__JOB__
Your answer should be a single number: the count of lines that hold the word "highlight".

__SUPPLIED DATA__

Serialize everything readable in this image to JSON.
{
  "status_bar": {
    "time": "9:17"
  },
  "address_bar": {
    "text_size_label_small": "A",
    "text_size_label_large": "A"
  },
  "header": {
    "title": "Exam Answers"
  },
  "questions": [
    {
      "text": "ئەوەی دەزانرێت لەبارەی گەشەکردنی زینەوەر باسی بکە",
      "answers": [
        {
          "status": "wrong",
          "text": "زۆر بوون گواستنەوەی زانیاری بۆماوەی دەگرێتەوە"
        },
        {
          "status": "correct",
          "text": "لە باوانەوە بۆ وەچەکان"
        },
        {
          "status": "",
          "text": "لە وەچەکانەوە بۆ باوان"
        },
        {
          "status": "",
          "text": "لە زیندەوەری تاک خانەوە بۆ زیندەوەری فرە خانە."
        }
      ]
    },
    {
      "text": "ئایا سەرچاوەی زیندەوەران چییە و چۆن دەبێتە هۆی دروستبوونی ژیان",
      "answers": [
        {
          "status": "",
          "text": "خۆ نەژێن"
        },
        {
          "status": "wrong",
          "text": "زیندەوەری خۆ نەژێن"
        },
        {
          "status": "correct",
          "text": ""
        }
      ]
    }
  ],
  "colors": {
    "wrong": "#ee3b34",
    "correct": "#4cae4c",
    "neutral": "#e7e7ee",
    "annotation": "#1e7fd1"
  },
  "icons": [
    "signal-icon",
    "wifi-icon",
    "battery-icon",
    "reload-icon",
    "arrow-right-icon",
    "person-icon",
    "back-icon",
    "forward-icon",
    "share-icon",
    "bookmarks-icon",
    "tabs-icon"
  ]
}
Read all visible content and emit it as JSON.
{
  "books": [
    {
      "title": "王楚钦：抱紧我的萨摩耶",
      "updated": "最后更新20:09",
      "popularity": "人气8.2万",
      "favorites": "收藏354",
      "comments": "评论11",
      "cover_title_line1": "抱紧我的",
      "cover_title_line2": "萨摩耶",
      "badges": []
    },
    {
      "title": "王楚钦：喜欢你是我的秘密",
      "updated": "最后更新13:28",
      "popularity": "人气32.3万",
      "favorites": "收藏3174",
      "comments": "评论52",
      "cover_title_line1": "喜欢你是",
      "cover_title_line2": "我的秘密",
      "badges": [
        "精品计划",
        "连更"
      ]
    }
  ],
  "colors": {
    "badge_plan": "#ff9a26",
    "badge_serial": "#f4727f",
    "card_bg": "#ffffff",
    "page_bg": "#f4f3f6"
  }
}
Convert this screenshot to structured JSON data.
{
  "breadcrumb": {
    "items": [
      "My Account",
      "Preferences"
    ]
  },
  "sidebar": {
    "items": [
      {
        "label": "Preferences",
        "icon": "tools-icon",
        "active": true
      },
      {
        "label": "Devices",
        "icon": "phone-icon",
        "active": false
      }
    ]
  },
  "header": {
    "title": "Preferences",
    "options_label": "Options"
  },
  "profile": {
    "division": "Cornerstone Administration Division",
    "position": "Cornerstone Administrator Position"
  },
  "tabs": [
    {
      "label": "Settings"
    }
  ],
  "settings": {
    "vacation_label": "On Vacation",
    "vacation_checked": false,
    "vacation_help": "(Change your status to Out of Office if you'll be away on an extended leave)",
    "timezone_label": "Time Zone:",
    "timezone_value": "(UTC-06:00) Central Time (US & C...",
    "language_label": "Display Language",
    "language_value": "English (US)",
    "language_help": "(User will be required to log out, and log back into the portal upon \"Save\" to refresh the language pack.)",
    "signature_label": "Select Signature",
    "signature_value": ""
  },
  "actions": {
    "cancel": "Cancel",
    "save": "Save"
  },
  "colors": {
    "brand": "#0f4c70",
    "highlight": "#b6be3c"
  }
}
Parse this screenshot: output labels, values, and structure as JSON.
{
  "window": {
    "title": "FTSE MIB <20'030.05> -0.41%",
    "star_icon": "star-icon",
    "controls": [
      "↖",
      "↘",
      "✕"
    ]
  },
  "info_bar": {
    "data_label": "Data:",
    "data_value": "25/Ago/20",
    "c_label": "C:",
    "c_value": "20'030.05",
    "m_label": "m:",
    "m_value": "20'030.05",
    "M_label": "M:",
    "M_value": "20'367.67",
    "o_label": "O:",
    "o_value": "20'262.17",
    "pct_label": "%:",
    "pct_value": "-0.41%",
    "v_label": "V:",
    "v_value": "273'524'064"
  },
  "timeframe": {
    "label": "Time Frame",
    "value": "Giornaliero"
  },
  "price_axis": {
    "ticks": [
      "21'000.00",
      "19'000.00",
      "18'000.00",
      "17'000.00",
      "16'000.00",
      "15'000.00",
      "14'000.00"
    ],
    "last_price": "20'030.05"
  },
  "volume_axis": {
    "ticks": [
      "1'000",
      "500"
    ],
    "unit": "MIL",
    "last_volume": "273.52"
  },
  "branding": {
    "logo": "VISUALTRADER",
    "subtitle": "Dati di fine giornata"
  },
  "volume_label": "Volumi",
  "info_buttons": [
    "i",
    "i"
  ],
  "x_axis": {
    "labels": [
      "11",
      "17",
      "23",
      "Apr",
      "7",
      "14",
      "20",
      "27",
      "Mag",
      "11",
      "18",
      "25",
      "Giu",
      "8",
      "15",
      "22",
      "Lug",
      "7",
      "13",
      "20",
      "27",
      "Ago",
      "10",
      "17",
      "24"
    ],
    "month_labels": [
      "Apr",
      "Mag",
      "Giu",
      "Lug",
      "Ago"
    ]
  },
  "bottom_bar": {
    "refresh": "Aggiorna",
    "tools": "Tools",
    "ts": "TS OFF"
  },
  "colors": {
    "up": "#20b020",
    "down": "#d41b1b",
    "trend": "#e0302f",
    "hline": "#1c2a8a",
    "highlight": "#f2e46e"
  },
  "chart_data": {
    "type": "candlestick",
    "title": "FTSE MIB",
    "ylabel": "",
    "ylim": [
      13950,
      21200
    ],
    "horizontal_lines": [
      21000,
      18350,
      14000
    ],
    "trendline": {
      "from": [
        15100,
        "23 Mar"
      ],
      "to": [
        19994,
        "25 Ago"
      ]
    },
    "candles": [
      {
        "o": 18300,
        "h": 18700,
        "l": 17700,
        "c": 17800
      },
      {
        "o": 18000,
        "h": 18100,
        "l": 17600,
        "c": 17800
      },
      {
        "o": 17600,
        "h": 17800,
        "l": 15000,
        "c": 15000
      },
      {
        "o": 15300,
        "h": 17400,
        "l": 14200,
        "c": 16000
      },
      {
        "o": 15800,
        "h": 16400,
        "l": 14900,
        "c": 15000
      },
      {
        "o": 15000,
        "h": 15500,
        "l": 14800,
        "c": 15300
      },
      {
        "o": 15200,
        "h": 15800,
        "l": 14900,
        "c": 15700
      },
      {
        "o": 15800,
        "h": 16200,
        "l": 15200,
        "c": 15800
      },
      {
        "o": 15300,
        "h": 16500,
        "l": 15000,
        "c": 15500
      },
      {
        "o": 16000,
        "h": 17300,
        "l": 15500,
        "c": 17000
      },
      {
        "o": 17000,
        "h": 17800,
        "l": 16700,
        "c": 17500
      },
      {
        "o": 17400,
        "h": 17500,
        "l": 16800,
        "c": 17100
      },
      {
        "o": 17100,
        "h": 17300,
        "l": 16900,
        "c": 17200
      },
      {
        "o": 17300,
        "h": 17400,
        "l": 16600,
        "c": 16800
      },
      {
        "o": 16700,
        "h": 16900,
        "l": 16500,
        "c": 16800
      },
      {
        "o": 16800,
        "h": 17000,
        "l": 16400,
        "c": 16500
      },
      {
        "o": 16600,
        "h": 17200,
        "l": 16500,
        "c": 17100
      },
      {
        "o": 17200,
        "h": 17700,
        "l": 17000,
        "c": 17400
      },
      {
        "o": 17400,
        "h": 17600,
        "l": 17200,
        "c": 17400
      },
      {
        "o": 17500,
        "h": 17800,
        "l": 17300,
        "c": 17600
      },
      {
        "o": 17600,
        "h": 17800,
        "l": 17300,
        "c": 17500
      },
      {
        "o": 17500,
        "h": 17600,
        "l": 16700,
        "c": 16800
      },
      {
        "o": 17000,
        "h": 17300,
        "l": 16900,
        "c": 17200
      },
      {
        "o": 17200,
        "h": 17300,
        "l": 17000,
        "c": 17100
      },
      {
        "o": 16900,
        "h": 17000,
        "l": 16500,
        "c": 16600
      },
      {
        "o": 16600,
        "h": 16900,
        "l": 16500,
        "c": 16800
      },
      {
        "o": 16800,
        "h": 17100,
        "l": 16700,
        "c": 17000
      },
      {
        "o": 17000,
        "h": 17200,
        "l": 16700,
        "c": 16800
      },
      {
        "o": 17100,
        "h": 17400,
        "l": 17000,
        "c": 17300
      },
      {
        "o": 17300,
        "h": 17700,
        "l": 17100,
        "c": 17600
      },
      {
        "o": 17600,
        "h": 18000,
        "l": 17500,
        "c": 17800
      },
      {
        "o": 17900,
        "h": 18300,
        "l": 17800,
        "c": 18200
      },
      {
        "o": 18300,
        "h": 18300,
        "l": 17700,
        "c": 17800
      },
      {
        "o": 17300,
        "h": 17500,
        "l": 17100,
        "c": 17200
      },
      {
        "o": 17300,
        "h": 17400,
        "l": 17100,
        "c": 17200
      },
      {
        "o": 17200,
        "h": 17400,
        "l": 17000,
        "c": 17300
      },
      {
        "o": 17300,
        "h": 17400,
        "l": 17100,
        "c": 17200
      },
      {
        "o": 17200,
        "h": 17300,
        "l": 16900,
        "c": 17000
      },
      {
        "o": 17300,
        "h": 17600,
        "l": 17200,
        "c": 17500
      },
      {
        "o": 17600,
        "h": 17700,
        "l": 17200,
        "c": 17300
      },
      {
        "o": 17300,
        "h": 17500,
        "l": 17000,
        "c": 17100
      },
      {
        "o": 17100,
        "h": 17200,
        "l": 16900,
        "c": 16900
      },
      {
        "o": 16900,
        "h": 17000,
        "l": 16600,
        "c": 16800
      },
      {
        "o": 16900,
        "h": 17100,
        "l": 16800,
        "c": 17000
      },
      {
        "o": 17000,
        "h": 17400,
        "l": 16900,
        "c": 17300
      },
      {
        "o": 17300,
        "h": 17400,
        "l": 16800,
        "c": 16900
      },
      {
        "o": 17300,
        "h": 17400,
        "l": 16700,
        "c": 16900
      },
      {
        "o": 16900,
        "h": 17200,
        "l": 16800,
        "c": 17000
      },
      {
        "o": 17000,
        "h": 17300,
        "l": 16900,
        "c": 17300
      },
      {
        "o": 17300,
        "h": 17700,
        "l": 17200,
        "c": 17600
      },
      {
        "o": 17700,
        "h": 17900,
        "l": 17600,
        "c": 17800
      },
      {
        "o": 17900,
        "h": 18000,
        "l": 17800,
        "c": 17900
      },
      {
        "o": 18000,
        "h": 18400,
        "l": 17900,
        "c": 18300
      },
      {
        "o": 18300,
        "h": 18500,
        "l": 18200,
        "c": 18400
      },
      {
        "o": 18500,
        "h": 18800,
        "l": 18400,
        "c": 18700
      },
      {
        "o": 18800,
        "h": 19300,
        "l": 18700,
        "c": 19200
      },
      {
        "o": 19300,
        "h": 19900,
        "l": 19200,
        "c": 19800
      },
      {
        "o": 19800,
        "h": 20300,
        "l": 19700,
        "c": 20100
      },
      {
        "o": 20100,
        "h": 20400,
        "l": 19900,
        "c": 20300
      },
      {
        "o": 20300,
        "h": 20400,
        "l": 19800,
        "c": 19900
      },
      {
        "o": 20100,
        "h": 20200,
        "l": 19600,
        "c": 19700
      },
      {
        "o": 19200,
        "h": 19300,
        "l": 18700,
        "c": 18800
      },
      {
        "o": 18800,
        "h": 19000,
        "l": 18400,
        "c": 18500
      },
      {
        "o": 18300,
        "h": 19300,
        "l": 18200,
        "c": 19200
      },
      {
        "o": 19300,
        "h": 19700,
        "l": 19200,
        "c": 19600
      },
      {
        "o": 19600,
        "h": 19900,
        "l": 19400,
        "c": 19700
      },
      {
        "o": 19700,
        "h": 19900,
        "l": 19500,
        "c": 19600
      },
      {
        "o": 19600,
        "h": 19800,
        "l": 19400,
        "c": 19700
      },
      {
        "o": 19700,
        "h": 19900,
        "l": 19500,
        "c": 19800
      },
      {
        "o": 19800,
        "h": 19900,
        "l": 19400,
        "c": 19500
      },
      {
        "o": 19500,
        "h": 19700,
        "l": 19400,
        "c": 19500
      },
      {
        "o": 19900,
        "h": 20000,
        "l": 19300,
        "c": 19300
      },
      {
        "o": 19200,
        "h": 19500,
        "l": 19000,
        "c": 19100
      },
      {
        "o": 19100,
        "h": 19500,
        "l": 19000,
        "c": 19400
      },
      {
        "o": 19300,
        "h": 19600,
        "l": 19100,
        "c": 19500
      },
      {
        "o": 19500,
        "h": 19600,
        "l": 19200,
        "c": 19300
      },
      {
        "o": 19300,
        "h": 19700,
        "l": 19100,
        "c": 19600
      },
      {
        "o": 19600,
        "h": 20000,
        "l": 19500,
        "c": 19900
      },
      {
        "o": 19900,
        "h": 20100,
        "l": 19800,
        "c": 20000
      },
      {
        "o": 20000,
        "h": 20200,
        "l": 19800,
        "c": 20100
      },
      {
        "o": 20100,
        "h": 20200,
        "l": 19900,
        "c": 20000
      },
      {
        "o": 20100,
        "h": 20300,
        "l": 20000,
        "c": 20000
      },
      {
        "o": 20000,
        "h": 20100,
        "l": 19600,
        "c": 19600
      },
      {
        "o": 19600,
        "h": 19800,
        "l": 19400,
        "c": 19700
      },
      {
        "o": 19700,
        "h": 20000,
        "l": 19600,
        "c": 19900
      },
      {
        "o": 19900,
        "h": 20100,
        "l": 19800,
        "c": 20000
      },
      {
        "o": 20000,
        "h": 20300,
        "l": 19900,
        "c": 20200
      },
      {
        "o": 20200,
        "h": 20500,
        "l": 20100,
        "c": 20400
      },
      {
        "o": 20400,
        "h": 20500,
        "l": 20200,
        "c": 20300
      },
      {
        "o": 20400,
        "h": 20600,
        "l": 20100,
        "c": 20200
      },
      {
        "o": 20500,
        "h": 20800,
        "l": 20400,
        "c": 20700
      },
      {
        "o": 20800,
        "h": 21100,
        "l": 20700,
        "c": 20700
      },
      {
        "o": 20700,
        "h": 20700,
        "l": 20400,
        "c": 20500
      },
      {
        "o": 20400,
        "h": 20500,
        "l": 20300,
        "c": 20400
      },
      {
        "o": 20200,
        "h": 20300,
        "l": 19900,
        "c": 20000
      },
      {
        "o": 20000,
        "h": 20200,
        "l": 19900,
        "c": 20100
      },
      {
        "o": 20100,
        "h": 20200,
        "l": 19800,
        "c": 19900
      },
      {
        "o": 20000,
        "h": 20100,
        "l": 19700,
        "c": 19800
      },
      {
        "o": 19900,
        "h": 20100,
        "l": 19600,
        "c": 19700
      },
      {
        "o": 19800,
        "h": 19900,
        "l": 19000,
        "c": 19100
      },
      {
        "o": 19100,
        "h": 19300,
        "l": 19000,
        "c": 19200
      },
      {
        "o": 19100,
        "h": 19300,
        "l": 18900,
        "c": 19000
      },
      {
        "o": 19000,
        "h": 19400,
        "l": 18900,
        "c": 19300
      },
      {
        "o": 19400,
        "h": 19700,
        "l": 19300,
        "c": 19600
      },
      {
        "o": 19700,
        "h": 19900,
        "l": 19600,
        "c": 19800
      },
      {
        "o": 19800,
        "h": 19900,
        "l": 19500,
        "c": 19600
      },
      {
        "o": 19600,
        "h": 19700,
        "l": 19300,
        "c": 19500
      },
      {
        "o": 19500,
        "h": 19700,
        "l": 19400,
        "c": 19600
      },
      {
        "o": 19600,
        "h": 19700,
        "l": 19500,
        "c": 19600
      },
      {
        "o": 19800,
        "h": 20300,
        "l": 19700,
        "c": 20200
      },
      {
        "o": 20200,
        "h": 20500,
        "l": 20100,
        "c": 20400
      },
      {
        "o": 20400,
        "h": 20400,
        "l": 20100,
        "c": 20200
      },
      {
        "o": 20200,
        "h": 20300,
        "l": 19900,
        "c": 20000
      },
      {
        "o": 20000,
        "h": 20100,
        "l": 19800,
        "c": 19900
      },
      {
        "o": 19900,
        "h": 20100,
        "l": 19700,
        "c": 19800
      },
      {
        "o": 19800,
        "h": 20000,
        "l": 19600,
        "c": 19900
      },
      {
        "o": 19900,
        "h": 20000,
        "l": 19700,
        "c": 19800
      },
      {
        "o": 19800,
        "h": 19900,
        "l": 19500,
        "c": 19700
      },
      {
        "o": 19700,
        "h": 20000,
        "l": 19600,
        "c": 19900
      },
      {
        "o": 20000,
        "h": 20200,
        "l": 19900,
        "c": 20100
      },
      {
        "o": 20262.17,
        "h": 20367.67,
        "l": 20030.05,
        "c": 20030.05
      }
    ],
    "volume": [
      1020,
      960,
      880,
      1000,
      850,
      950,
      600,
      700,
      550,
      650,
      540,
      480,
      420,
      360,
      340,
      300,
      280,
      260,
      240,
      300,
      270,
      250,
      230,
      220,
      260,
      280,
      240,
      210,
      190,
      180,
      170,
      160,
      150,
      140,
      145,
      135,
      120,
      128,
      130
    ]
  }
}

__RESPONSE TO THE TASK__
2